» **WHAT NEEDS TO BE DONE**
Retype the listing that follows, exactly as written.

» **PROVIDED RECORDS**
◆ ◆ ◆ ◆ ◆
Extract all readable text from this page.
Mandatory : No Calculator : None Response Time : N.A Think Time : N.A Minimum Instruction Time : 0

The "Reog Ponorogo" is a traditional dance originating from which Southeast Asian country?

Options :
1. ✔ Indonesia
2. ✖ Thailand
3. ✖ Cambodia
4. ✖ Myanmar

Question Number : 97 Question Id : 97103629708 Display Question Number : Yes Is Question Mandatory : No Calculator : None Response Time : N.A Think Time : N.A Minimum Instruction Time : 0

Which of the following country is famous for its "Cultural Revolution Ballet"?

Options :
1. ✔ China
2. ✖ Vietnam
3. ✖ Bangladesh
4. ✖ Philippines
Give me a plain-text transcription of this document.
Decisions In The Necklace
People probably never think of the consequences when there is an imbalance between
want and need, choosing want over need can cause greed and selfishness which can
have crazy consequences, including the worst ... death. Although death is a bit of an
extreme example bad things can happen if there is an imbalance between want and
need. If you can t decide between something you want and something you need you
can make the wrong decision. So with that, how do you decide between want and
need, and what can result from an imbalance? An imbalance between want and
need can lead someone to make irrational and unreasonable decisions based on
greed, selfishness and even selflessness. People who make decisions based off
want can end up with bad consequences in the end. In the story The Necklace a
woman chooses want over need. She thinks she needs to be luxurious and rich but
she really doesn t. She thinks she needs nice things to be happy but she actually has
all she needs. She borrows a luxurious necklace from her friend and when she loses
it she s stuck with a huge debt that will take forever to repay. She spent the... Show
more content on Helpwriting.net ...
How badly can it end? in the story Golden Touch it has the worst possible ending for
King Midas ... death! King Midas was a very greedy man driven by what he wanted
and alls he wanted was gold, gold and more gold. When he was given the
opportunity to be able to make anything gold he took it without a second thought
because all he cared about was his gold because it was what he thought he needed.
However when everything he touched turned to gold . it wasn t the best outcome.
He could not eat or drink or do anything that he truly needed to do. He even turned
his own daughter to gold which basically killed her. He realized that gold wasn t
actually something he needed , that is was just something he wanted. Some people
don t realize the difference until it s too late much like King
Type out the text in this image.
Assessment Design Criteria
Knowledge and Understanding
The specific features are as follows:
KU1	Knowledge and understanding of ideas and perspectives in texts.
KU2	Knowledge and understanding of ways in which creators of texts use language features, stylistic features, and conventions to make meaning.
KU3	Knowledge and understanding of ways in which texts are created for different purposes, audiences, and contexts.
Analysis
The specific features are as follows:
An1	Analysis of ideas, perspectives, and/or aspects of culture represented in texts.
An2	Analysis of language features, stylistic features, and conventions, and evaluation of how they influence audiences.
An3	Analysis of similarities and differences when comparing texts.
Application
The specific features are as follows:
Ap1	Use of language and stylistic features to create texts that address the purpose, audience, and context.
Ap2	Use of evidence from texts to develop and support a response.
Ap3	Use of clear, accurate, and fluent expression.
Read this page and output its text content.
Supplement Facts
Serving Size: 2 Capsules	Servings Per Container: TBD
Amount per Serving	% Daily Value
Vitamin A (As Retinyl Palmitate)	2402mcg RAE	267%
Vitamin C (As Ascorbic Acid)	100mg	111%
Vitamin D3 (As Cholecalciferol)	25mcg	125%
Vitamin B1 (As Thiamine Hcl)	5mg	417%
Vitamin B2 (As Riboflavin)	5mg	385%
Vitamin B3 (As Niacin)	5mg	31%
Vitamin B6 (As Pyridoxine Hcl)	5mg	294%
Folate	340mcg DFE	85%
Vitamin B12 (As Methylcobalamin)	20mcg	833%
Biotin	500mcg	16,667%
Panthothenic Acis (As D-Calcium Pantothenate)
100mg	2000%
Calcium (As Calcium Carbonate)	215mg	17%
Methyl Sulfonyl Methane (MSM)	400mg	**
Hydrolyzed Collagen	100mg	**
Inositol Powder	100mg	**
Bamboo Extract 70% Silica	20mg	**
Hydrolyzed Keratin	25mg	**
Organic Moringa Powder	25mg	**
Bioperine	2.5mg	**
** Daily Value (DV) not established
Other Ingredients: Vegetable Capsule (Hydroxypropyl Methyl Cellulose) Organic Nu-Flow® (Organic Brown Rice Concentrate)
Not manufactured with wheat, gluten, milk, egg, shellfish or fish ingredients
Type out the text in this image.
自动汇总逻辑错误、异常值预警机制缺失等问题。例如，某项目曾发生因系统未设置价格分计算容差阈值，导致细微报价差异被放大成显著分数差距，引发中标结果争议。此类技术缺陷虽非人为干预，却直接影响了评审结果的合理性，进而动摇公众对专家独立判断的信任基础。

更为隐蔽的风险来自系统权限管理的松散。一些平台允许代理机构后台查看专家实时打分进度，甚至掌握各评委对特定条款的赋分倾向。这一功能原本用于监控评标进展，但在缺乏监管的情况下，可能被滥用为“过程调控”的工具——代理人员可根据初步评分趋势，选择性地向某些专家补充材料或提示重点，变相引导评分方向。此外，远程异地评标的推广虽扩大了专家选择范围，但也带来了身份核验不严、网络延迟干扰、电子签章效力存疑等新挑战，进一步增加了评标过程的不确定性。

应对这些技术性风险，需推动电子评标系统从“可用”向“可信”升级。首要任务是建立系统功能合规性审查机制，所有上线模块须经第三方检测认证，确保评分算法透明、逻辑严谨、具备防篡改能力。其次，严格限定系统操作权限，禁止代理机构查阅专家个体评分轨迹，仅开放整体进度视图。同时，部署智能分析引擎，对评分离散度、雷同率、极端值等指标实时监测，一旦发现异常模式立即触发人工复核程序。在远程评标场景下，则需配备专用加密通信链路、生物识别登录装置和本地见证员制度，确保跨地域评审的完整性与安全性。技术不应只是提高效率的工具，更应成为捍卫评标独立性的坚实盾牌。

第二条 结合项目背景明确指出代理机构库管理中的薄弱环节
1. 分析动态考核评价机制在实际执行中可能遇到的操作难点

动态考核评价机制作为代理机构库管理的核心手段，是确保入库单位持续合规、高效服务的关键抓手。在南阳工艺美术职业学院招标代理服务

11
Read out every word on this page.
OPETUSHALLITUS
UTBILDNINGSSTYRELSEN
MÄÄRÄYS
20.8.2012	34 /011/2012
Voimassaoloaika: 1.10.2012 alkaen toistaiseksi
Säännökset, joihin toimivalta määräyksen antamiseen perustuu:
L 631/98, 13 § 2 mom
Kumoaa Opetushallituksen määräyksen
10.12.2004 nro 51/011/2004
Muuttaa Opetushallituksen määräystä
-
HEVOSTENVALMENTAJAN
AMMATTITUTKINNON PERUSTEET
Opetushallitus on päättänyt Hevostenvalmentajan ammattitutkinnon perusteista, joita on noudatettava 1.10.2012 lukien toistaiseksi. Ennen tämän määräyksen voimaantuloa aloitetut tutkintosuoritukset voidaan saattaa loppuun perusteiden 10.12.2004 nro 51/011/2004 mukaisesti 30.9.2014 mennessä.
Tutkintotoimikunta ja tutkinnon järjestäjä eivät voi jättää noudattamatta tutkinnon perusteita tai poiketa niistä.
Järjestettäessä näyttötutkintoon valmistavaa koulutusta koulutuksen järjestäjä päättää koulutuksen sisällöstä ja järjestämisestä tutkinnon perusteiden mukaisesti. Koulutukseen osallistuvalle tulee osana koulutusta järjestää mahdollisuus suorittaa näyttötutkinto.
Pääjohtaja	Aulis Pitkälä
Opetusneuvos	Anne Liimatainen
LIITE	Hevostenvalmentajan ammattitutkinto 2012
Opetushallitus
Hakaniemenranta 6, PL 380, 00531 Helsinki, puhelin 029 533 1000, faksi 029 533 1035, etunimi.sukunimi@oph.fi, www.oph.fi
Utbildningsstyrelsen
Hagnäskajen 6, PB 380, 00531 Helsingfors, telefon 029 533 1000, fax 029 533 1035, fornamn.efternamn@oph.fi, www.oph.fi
◆ ◆ ◆ ◆ ◆
» **ANSWER TO THIS TASK**
Extract all readable text from this page.
Mandatory : No Calculator : None Response Time : N.A Think Time : N.A Minimum Instruction Time : 0

The "Reog Ponorogo" is a traditional dance originating from which Southeast Asian country?

Options :
1. ✔ Indonesia
2. ✖ Thailand
3. ✖ Cambodia
4. ✖ Myanmar

Question Number : 97 Question Id : 97103629708 Display Question Number : Yes Is Question Mandatory : No Calculator : None Response Time : N.A Think Time : N.A Minimum Instruction Time : 0

Which of the following country is famous for its "Cultural Revolution Ballet"?

Options :
1. ✔ China
2. ✖ Vietnam
3. ✖ Bangladesh
4. ✖ Philippines
Give me a plain-text transcription of this document.
Decisions In The Necklace
People probably never think of the consequences when there is an imbalance between
want and need, choosing want over need can cause greed and selfishness which can
have crazy consequences, including the worst ... death. Although death is a bit of an
extreme example bad things can happen if there is an imbalance between want and
need. If you can t decide between something you want and something you need you
can make the wrong decision. So with that, how do you decide between want and
need, and what can result from an imbalance? An imbalance between want and
need can lead someone to make irrational and unreasonable decisions based on
greed, selfishness and even selflessness. People who make decisions based off
want can end up with bad consequences in the end. In the story The Necklace a
woman chooses want over need. She thinks she needs to be luxurious and rich but
she really doesn t. She thinks she needs nice things to be happy but she actually has
all she needs. She borrows a luxurious necklace from her friend and when she loses
it she s stuck with a huge debt that will take forever to repay. She spent the... Show
more content on Helpwriting.net ...
How badly can it end? in the story Golden Touch it has the worst possible ending for
King Midas ... death! King Midas was a very greedy man driven by what he wanted
and alls he wanted was gold, gold and more gold. When he was given the
opportunity to be able to make anything gold he took it without a second thought
because all he cared about was his gold because it was what he thought he needed.
However when everything he touched turned to gold . it wasn t the best outcome.
He could not eat or drink or do anything that he truly needed to do. He even turned
his own daughter to gold which basically killed her. He realized that gold wasn t
actually something he needed , that is was just something he wanted. Some people
don t realize the difference until it s too late much like King
Type out the text in this image.
Assessment Design Criteria
Knowledge and Understanding
The specific features are as follows:
KU1	Knowledge and understanding of ideas and perspectives in texts.
KU2	Knowledge and understanding of ways in which creators of texts use language features, stylistic features, and conventions to make meaning.
KU3	Knowledge and understanding of ways in which texts are created for different purposes, audiences, and contexts.
Analysis
The specific features are as follows:
An1	Analysis of ideas, perspectives, and/or aspects of culture represented in texts.
An2	Analysis of language features, stylistic features, and conventions, and evaluation of how they influence audiences.
An3	Analysis of similarities and differences when comparing texts.
Application
The specific features are as follows:
Ap1	Use of language and stylistic features to create texts that address the purpose, audience, and context.
Ap2	Use of evidence from texts to develop and support a response.
Ap3	Use of clear, accurate, and fluent expression.
Read this page and output its text content.
Supplement Facts
Serving Size: 2 Capsules	Servings Per Container: TBD
Amount per Serving	% Daily Value
Vitamin A (As Retinyl Palmitate)	2402mcg RAE	267%
Vitamin C (As Ascorbic Acid)	100mg	111%
Vitamin D3 (As Cholecalciferol)	25mcg	125%
Vitamin B1 (As Thiamine Hcl)	5mg	417%
Vitamin B2 (As Riboflavin)	5mg	385%
Vitamin B3 (As Niacin)	5mg	31%
Vitamin B6 (As Pyridoxine Hcl)	5mg	294%
Folate	340mcg DFE	85%
Vitamin B12 (As Methylcobalamin)	20mcg	833%
Biotin	500mcg	16,667%
Panthothenic Acis (As D-Calcium Pantothenate)
100mg	2000%
Calcium (As Calcium Carbonate)	215mg	17%
Methyl Sulfonyl Methane (MSM)	400mg	**
Hydrolyzed Collagen	100mg	**
Inositol Powder	100mg	**
Bamboo Extract 70% Silica	20mg	**
Hydrolyzed Keratin	25mg	**
Organic Moringa Powder	25mg	**
Bioperine	2.5mg	**
** Daily Value (DV) not established
Other Ingredients: Vegetable Capsule (Hydroxypropyl Methyl Cellulose) Organic Nu-Flow® (Organic Brown Rice Concentrate)
Not manufactured with wheat, gluten, milk, egg, shellfish or fish ingredients
Type out the text in this image.
自动汇总逻辑错误、异常值预警机制缺失等问题。例如，某项目曾发生因系统未设置价格分计算容差阈值，导致细微报价差异被放大成显著分数差距，引发中标结果争议。此类技术缺陷虽非人为干预，却直接影响了评审结果的合理性，进而动摇公众对专家独立判断的信任基础。

更为隐蔽的风险来自系统权限管理的松散。一些平台允许代理机构后台查看专家实时打分进度，甚至掌握各评委对特定条款的赋分倾向。这一功能原本用于监控评标进展，但在缺乏监管的情况下，可能被滥用为“过程调控”的工具——代理人员可根据初步评分趋势，选择性地向某些专家补充材料或提示重点，变相引导评分方向。此外，远程异地评标的推广虽扩大了专家选择范围，但也带来了身份核验不严、网络延迟干扰、电子签章效力存疑等新挑战，进一步增加了评标过程的不确定性。

应对这些技术性风险，需推动电子评标系统从“可用”向“可信”升级。首要任务是建立系统功能合规性审查机制，所有上线模块须经第三方检测认证，确保评分算法透明、逻辑严谨、具备防篡改能力。其次，严格限定系统操作权限，禁止代理机构查阅专家个体评分轨迹，仅开放整体进度视图。同时，部署智能分析引擎，对评分离散度、雷同率、极端值等指标实时监测，一旦发现异常模式立即触发人工复核程序。在远程评标场景下，则需配备专用加密通信链路、生物识别登录装置和本地见证员制度，确保跨地域评审的完整性与安全性。技术不应只是提高效率的工具，更应成为捍卫评标独立性的坚实盾牌。

第二条 结合项目背景明确指出代理机构库管理中的薄弱环节
1. 分析动态考核评价机制在实际执行中可能遇到的操作难点

动态考核评价机制作为代理机构库管理的核心手段，是确保入库单位持续合规、高效服务的关键抓手。在南阳工艺美术职业学院招标代理服务

11
Read out every word on this page.
OPETUSHALLITUS
UTBILDNINGSSTYRELSEN
MÄÄRÄYS
20.8.2012	34 /011/2012
Voimassaoloaika: 1.10.2012 alkaen toistaiseksi
Säännökset, joihin toimivalta määräyksen antamiseen perustuu:
L 631/98, 13 § 2 mom
Kumoaa Opetushallituksen määräyksen
10.12.2004 nro 51/011/2004
Muuttaa Opetushallituksen määräystä
-
HEVOSTENVALMENTAJAN
AMMATTITUTKINNON PERUSTEET
Opetushallitus on päättänyt Hevostenvalmentajan ammattitutkinnon perusteista, joita on noudatettava 1.10.2012 lukien toistaiseksi. Ennen tämän määräyksen voimaantuloa aloitetut tutkintosuoritukset voidaan saattaa loppuun perusteiden 10.12.2004 nro 51/011/2004 mukaisesti 30.9.2014 mennessä.
Tutkintotoimikunta ja tutkinnon järjestäjä eivät voi jättää noudattamatta tutkinnon perusteita tai poiketa niistä.
Järjestettäessä näyttötutkintoon valmistavaa koulutusta koulutuksen järjestäjä päättää koulutuksen sisällöstä ja järjestämisestä tutkinnon perusteiden mukaisesti. Koulutukseen osallistuvalle tulee osana koulutusta järjestää mahdollisuus suorittaa näyttötutkinto.
Pääjohtaja	Aulis Pitkälä
Opetusneuvos	Anne Liimatainen
LIITE	Hevostenvalmentajan ammattitutkinto 2012
Opetushallitus
Hakaniemenranta 6, PL 380, 00531 Helsinki, puhelin 029 533 1000, faksi 029 533 1035, etunimi.sukunimi@oph.fi, www.oph.fi
Utbildningsstyrelsen
Hagnäskajen 6, PB 380, 00531 Helsingfors, telefon 029 533 1000, fax 029 533 1035, fornamn.efternamn@oph.fi, www.oph.fi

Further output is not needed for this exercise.